### Task statement
Scan the data that follows and count the lines with the string "outburst"; answer with the count alone.

### Extracted records
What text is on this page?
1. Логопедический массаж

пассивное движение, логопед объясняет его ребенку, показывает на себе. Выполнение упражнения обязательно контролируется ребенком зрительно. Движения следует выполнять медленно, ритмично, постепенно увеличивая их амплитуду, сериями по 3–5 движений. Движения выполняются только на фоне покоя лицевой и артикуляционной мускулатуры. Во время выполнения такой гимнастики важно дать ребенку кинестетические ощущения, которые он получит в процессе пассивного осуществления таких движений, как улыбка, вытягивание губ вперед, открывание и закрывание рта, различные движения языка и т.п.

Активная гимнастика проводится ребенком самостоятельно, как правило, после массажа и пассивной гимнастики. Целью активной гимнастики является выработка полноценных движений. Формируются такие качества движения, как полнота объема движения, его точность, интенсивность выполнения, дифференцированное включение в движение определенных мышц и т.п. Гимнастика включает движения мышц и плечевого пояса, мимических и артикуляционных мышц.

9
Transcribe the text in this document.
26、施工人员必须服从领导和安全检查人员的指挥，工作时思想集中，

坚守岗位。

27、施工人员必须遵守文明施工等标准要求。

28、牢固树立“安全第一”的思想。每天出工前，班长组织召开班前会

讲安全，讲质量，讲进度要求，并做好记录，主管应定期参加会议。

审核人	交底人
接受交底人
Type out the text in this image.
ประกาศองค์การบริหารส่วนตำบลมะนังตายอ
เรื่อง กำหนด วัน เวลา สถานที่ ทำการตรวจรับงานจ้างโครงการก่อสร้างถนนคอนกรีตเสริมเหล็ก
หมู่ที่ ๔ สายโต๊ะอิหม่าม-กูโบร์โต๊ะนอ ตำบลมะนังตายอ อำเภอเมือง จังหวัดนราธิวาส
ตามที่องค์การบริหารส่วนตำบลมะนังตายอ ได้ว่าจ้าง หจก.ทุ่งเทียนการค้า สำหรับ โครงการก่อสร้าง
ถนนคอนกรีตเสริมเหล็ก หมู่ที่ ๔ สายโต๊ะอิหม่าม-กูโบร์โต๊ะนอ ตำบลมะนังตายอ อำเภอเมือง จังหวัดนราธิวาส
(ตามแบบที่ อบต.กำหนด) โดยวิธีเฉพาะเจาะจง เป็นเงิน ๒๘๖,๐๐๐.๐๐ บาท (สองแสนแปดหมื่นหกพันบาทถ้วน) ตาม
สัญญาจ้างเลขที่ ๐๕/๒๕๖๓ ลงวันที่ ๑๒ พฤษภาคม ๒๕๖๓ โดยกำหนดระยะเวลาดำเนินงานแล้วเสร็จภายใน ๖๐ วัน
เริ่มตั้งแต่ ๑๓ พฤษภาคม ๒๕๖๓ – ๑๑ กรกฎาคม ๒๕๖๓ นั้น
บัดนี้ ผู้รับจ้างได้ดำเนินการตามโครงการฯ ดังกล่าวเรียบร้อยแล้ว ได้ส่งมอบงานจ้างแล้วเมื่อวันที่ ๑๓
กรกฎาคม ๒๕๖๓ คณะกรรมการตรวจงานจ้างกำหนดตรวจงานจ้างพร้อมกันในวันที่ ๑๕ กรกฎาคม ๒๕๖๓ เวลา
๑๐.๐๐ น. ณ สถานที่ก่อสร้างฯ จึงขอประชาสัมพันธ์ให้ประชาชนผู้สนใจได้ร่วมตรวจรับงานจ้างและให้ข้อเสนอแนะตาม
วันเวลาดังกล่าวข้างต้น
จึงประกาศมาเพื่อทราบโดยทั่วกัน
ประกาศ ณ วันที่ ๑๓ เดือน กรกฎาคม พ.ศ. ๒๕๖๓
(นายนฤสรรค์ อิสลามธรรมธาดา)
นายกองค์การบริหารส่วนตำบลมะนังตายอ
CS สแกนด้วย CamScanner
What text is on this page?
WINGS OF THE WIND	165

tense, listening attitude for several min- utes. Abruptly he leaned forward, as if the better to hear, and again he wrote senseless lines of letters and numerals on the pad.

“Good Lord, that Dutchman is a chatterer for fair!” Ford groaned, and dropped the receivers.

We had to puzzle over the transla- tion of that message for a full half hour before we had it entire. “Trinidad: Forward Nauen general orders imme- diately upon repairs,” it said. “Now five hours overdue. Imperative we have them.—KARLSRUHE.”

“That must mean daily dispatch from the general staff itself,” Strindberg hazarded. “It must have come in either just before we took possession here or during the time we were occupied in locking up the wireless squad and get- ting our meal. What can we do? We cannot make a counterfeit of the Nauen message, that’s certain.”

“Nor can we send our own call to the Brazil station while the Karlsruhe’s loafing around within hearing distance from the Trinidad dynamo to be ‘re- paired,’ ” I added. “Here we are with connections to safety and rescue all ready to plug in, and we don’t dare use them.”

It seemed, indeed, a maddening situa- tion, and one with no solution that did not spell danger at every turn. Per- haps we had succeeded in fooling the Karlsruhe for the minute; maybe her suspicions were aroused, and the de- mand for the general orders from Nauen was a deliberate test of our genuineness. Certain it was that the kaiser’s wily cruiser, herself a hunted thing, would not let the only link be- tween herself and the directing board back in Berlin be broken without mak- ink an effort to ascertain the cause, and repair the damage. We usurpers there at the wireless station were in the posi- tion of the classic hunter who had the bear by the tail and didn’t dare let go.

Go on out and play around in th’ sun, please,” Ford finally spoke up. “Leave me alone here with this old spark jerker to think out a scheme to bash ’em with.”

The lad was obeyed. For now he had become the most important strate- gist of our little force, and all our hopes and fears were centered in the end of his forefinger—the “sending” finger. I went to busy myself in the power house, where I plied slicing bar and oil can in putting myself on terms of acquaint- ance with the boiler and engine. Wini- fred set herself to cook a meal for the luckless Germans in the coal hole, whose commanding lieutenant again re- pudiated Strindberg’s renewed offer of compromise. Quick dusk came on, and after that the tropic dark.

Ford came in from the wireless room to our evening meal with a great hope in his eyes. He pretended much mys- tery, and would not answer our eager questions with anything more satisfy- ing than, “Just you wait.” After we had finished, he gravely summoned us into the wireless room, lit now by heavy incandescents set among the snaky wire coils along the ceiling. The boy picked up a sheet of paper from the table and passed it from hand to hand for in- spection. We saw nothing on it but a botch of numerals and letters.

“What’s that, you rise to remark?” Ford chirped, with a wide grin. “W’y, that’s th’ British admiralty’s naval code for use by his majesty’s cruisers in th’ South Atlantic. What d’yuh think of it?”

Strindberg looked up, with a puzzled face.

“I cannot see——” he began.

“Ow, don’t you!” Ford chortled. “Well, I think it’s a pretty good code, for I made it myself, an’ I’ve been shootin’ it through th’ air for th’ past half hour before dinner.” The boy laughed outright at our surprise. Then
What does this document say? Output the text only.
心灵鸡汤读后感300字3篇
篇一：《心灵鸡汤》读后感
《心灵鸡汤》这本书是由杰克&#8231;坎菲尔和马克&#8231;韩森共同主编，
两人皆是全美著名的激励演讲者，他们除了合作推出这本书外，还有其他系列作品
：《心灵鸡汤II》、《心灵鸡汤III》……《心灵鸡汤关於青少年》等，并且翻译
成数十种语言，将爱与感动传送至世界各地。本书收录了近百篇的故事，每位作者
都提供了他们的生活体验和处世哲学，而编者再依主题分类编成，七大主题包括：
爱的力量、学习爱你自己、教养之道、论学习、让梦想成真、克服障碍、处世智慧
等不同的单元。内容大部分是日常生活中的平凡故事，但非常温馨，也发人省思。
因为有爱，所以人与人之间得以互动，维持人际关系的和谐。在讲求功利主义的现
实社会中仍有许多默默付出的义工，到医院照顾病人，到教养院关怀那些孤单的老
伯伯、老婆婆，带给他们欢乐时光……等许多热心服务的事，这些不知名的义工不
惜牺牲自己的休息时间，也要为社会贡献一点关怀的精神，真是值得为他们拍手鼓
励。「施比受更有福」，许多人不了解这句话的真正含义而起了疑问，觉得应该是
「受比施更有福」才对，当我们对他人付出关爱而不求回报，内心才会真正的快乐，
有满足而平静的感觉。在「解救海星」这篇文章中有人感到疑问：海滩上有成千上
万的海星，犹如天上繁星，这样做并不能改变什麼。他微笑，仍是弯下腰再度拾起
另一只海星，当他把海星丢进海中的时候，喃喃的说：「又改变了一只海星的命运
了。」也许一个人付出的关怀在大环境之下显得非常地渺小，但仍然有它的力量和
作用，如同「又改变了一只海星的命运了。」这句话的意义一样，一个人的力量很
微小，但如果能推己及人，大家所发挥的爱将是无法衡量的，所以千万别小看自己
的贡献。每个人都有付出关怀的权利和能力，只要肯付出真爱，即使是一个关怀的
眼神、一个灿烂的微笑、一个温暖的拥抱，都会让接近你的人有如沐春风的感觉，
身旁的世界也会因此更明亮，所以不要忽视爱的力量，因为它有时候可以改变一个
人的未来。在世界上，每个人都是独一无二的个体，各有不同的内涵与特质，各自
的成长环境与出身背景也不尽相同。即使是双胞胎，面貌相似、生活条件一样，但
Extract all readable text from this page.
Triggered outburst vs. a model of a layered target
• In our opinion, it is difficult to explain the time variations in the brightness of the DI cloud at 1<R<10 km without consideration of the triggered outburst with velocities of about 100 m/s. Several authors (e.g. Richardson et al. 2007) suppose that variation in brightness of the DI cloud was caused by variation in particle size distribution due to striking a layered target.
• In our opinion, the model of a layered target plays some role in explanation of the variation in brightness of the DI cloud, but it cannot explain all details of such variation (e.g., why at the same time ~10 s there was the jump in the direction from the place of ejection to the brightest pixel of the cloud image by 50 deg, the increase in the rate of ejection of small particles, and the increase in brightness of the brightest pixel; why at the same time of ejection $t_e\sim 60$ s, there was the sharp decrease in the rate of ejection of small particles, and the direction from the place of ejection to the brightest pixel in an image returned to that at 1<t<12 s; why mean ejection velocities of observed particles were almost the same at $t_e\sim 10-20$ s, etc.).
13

### Complete output
2